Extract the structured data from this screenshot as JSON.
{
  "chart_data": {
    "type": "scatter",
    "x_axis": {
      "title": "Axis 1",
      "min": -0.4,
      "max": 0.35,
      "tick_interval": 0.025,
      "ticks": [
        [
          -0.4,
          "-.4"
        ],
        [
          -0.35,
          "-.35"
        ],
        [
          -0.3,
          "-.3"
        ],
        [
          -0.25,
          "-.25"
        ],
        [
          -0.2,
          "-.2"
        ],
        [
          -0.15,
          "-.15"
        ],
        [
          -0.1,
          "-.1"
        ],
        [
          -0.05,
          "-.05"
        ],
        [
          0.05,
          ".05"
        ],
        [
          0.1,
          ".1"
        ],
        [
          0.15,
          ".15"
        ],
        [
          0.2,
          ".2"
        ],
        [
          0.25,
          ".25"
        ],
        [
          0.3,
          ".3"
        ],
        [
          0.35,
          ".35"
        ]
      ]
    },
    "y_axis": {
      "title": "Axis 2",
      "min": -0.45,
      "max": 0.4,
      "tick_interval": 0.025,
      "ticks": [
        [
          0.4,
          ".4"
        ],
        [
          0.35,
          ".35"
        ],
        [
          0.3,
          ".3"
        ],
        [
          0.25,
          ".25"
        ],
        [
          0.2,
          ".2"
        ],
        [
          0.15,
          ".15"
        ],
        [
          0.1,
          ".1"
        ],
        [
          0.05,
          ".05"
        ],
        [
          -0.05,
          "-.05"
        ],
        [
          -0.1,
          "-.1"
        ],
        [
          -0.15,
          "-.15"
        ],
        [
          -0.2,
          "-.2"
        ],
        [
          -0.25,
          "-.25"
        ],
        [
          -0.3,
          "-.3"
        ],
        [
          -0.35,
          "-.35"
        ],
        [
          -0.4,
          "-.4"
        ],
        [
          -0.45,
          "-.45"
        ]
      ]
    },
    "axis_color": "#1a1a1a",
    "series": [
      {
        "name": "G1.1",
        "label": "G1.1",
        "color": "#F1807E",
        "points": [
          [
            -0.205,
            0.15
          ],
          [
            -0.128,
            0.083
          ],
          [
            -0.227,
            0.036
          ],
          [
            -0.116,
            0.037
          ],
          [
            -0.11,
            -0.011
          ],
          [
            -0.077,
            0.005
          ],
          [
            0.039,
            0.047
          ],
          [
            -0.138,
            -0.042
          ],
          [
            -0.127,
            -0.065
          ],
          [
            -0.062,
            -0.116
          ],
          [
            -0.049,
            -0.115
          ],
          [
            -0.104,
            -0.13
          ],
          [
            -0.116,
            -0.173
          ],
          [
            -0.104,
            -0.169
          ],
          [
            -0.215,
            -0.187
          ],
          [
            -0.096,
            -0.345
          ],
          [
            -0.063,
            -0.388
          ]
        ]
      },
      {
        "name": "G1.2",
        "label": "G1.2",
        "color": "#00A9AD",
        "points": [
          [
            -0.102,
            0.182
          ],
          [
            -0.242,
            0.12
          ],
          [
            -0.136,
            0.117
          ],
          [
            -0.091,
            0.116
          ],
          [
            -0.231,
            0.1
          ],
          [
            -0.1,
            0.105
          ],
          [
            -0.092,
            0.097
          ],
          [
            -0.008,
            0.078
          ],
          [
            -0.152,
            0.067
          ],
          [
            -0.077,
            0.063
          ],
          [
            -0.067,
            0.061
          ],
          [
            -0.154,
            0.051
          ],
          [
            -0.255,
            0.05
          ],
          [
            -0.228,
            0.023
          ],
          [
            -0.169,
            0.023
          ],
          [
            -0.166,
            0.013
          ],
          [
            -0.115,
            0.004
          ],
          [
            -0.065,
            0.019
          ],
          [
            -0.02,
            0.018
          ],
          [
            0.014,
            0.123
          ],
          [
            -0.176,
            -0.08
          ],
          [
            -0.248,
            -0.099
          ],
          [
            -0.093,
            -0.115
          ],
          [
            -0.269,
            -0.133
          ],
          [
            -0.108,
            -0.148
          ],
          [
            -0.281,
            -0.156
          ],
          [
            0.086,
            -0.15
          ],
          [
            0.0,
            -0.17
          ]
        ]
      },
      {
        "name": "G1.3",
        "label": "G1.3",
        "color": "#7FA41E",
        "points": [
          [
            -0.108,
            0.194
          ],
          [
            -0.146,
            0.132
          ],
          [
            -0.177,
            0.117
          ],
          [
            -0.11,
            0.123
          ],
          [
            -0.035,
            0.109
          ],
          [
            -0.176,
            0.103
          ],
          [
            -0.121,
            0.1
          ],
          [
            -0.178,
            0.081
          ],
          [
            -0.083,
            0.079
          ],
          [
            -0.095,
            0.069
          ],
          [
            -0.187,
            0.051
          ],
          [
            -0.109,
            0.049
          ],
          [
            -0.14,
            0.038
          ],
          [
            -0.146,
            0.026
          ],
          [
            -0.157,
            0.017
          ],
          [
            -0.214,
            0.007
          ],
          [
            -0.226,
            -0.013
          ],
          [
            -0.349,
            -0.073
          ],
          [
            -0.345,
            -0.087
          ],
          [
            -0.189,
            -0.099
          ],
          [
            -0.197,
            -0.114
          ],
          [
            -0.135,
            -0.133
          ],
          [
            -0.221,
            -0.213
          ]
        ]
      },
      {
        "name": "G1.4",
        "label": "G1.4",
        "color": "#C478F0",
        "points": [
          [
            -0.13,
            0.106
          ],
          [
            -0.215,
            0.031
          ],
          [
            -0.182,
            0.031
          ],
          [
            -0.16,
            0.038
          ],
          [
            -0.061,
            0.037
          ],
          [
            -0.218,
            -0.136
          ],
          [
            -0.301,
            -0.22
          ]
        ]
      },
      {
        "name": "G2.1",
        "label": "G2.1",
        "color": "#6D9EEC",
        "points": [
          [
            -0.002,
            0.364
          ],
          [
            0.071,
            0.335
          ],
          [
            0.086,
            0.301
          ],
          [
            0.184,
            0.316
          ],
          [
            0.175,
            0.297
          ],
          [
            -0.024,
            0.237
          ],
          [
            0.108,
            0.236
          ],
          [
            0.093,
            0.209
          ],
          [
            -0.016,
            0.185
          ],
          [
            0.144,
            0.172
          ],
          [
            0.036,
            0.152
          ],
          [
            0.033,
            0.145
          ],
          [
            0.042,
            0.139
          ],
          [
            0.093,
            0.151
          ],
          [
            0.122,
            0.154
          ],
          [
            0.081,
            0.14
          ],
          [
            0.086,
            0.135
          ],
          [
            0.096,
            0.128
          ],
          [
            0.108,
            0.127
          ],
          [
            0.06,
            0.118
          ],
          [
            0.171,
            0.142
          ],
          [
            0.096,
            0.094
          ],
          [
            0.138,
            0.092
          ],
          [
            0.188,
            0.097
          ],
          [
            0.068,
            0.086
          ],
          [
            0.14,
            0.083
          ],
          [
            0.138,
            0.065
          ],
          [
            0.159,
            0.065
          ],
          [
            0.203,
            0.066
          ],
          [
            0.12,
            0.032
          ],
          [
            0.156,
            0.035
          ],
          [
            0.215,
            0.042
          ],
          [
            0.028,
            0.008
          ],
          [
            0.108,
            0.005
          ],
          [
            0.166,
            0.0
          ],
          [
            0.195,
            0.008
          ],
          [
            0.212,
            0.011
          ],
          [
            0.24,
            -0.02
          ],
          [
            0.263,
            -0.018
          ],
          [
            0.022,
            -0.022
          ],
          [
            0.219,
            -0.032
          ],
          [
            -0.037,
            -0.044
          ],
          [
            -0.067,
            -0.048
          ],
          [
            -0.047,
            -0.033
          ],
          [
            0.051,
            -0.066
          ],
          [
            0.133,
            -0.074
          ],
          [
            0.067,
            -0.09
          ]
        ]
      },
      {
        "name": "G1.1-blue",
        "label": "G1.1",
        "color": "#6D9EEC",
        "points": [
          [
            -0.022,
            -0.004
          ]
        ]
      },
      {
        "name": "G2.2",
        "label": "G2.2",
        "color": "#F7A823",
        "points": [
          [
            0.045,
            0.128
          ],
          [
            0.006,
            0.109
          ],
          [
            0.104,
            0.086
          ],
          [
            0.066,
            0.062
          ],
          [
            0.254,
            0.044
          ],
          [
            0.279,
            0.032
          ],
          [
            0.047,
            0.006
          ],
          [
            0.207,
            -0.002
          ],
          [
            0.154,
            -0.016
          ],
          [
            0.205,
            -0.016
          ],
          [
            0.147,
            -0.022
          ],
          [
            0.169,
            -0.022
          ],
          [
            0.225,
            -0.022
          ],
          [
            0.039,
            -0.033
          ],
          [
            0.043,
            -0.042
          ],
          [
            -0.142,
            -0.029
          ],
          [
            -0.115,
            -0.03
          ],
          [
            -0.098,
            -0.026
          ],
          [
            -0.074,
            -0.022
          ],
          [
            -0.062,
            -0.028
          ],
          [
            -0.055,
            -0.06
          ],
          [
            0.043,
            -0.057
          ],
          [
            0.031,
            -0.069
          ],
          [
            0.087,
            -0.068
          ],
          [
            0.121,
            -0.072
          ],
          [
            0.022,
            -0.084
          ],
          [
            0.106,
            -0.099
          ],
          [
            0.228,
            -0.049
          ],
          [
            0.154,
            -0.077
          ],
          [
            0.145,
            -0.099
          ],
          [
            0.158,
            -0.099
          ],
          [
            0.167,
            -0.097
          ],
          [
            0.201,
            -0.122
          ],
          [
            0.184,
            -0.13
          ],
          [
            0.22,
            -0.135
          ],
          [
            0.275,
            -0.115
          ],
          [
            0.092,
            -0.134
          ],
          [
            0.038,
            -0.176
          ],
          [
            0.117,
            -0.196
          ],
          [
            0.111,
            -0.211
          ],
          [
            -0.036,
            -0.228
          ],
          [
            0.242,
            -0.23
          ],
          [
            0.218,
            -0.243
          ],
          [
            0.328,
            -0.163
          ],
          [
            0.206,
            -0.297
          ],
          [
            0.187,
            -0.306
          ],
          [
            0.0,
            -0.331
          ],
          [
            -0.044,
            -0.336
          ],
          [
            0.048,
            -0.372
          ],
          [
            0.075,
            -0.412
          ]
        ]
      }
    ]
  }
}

■ **Work instructions**: Each line that contains the word "label" counts toward the total; give only that total.

■ **Task response**: 7